Aim of the exercise = Which lines hold the word "description"? Copy each one.

## START Record extracts

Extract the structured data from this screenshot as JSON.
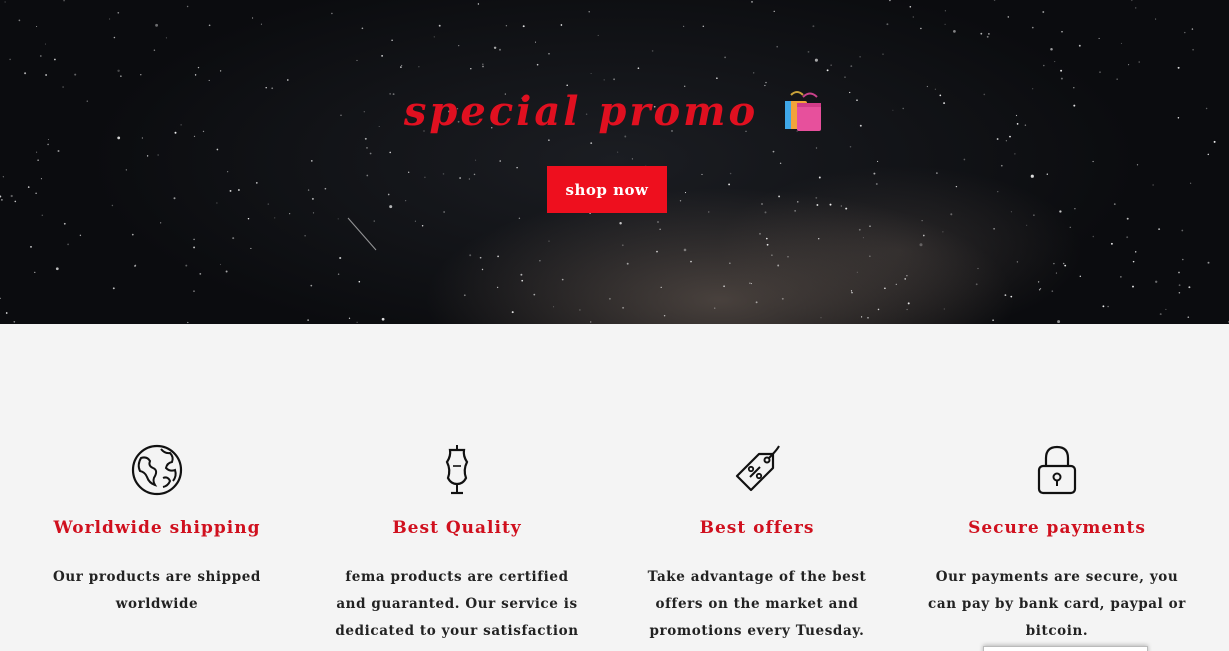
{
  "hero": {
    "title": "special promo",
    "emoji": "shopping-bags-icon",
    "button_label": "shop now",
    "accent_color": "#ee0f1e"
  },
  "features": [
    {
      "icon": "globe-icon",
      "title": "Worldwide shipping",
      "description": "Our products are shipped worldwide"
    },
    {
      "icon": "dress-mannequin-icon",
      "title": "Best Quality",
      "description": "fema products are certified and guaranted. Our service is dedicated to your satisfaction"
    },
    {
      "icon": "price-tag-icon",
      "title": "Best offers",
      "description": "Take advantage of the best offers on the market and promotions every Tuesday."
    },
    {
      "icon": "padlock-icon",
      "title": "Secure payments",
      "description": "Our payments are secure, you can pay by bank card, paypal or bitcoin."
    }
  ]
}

## END Record extracts
## START Record extracts

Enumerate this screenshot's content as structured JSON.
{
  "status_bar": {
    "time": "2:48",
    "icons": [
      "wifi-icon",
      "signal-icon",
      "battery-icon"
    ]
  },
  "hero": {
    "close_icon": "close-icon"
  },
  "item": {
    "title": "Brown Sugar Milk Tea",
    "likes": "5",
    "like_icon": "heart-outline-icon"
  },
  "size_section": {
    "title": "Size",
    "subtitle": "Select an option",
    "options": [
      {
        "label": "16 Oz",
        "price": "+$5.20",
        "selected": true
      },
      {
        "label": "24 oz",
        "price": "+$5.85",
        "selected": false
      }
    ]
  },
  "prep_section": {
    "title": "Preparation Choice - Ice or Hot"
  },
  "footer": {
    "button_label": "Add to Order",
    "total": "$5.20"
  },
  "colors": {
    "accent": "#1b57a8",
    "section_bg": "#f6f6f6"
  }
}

## END Record extracts

Finished task =
      "description": "Our products are shipped worldwide"
      "description": "fema products are certified and guaranted. Our service is dedicated to your satisfaction"
      "description": "Take advantage of the best offers on the market and promotions every Tuesday."
      "description": "Our payments are secure, you can pay by bank card, paypal or bitcoin."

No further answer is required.